Dataset entries on figures:
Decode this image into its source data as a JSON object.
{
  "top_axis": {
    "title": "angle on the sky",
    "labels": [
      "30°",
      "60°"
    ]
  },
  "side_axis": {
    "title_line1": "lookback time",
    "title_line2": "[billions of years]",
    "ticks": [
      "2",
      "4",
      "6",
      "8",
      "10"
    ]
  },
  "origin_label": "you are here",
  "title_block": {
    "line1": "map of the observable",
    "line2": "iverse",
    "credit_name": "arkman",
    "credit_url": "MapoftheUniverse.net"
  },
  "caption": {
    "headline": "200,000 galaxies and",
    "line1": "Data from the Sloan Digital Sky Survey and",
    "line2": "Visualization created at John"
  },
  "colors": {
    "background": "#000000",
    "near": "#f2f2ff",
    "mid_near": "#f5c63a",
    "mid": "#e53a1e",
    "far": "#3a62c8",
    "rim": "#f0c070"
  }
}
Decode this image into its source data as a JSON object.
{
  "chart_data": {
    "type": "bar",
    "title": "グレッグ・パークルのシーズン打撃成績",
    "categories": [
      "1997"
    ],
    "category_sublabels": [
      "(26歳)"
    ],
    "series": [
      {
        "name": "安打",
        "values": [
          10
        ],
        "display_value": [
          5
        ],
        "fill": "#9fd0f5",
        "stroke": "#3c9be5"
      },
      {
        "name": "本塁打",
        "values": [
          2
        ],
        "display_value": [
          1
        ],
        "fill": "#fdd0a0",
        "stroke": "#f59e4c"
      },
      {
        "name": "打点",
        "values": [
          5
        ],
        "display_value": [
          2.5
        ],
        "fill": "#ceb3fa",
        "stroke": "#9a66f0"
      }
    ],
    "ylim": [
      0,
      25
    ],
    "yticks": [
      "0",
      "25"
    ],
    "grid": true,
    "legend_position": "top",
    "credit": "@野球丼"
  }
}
==
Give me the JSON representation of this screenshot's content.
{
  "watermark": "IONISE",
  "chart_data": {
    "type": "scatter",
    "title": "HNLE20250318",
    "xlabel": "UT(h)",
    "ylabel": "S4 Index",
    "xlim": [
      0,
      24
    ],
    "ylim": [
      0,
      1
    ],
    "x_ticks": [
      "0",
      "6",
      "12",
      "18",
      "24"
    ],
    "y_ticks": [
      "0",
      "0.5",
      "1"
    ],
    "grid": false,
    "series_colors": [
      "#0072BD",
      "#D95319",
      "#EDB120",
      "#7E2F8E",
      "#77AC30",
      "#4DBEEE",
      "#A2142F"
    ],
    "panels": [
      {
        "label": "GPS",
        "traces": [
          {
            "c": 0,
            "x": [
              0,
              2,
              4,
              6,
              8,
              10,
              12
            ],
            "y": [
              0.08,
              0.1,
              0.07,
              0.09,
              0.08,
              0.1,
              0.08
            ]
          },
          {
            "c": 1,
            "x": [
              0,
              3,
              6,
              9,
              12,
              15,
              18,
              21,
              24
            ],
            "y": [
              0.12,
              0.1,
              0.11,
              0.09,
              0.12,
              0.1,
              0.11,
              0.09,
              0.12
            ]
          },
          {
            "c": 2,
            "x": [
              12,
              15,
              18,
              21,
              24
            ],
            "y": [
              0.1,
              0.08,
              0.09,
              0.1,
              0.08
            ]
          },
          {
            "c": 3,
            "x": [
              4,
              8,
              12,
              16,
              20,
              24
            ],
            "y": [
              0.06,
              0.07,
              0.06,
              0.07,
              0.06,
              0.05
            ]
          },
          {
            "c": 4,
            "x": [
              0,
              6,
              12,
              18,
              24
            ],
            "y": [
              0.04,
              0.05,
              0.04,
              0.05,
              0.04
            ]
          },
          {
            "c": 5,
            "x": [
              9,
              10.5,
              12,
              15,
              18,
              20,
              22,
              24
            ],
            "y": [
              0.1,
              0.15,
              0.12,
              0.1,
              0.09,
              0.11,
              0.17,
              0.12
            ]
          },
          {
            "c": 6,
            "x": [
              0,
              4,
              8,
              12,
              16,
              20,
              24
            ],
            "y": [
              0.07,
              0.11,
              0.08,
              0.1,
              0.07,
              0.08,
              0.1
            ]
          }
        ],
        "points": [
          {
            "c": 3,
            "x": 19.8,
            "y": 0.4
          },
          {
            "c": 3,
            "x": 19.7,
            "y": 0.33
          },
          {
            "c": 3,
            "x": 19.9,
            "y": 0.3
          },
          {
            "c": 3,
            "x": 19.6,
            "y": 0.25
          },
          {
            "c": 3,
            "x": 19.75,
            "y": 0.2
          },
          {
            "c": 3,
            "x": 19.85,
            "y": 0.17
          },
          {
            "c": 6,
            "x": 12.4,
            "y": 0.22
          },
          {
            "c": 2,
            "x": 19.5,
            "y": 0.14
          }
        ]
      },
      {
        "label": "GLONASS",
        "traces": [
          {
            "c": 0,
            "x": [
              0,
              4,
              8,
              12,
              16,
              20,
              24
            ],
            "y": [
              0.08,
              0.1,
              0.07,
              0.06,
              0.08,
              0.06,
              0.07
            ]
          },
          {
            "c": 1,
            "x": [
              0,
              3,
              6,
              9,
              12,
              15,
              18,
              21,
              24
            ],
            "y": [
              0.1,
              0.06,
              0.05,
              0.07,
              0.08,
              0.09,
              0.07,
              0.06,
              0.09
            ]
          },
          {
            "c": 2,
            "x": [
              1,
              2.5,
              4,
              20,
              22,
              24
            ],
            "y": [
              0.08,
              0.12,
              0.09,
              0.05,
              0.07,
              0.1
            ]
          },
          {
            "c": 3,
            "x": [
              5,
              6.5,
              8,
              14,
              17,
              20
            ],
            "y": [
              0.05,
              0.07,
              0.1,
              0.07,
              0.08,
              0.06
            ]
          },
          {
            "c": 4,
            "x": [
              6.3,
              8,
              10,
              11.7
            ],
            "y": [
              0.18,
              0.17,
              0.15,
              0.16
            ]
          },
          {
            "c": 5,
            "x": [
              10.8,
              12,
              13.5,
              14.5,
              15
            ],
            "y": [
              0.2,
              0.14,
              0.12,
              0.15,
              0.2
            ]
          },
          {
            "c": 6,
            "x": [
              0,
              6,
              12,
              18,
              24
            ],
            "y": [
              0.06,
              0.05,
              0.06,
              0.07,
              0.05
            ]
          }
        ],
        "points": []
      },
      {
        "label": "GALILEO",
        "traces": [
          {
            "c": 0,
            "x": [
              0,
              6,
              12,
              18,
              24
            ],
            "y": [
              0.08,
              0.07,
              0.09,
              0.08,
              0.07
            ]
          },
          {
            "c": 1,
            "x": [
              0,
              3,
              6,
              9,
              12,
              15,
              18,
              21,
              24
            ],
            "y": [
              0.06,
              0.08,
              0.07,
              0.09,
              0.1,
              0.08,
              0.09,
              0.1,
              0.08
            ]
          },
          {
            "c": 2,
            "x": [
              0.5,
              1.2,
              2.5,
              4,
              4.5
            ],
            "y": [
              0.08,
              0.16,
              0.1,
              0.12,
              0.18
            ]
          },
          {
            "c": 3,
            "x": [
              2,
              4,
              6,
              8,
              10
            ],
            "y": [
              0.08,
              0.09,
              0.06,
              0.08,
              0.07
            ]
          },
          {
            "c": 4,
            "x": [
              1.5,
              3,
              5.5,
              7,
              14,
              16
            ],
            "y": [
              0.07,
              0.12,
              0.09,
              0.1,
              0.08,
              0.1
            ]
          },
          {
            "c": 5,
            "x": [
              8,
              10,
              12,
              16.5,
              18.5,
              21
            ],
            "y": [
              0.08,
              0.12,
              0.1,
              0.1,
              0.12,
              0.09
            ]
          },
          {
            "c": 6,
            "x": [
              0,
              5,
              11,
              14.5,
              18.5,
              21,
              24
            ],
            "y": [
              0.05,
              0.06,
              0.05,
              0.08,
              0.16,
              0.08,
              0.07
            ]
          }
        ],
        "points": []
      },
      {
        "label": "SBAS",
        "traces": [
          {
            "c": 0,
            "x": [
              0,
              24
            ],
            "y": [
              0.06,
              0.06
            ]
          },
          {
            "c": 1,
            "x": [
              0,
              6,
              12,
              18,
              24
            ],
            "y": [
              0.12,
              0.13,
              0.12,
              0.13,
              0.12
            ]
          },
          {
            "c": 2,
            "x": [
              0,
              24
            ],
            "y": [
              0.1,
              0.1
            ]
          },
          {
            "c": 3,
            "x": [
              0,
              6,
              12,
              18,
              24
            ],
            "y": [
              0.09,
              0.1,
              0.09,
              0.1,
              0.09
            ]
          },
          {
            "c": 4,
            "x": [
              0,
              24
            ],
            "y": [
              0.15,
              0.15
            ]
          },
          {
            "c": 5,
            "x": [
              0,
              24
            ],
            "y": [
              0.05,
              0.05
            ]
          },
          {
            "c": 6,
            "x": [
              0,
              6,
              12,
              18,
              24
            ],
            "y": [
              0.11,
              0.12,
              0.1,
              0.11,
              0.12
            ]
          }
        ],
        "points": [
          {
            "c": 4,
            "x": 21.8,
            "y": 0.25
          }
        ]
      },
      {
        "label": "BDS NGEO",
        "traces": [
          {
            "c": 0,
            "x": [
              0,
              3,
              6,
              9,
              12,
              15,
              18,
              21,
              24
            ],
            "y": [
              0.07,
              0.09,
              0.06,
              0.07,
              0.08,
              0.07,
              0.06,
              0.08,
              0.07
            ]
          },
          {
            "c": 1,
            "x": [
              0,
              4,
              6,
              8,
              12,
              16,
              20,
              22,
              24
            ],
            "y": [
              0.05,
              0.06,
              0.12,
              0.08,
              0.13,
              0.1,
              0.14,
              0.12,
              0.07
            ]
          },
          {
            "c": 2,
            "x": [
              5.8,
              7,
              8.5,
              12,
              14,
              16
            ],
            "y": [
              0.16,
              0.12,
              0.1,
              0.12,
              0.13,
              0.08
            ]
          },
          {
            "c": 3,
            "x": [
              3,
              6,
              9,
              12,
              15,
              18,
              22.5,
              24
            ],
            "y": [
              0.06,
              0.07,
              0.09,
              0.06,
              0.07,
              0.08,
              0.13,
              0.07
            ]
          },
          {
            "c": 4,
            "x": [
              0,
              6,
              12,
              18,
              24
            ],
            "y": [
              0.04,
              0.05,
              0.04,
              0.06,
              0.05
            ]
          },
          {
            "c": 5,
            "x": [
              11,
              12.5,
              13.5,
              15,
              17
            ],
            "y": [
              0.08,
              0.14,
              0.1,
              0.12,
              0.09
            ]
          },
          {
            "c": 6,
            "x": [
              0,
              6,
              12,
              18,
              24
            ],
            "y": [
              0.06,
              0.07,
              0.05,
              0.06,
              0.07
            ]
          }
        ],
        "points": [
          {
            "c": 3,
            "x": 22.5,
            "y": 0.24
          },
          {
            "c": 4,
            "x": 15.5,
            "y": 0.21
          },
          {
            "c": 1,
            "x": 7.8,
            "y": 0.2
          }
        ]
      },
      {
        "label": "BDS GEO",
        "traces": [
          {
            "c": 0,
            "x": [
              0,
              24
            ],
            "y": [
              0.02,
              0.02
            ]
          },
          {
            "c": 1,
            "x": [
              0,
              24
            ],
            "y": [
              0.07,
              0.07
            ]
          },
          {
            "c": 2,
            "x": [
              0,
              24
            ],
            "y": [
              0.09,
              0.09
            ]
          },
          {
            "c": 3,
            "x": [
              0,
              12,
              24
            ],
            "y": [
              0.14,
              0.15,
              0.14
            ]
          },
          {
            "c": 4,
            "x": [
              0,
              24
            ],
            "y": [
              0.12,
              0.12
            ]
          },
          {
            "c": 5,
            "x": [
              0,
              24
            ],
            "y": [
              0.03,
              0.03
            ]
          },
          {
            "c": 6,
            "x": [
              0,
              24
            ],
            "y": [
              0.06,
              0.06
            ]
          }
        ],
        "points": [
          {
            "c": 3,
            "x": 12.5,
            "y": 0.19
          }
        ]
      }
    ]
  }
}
--
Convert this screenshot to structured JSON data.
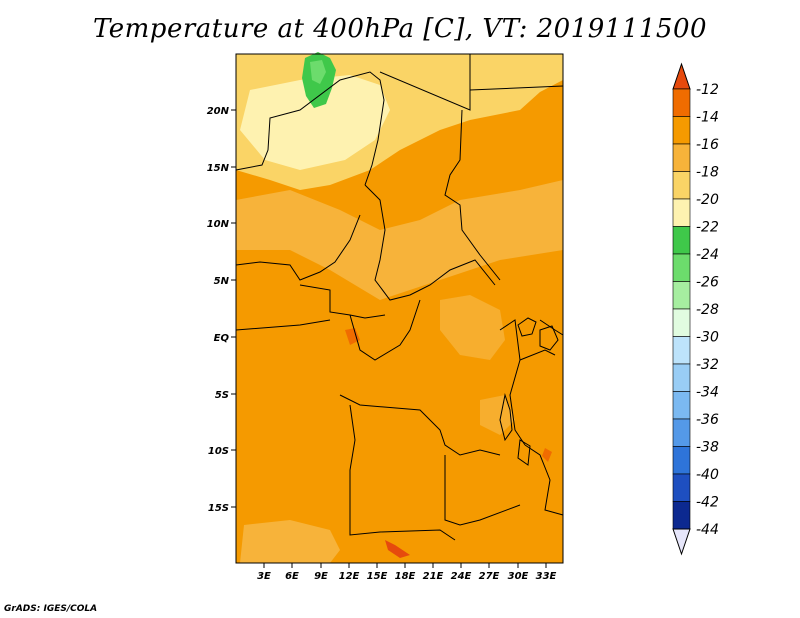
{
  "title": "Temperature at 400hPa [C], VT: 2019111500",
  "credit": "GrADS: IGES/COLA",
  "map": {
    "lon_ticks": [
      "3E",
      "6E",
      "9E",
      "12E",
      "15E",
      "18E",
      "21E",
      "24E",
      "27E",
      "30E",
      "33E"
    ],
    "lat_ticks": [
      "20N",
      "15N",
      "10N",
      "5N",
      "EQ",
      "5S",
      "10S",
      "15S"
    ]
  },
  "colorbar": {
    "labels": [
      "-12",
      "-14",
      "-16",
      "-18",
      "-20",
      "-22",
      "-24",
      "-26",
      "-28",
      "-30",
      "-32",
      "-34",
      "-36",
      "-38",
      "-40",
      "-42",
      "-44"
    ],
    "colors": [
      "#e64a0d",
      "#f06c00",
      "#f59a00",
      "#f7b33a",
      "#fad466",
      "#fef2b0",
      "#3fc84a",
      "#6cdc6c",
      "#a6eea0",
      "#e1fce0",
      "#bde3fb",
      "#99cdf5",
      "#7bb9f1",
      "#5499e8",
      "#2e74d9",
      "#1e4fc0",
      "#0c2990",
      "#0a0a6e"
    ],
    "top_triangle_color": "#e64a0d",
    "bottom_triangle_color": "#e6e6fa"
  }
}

**Exercise**
Take every line containing the word "this" and copy it.

**Final answer**
Decode this image into its source data as a JSON object.
Decode this image into its source data as a JSON object.
Give me the JSON representation of this screenshot's content.
Convert this screenshot to structured JSON data.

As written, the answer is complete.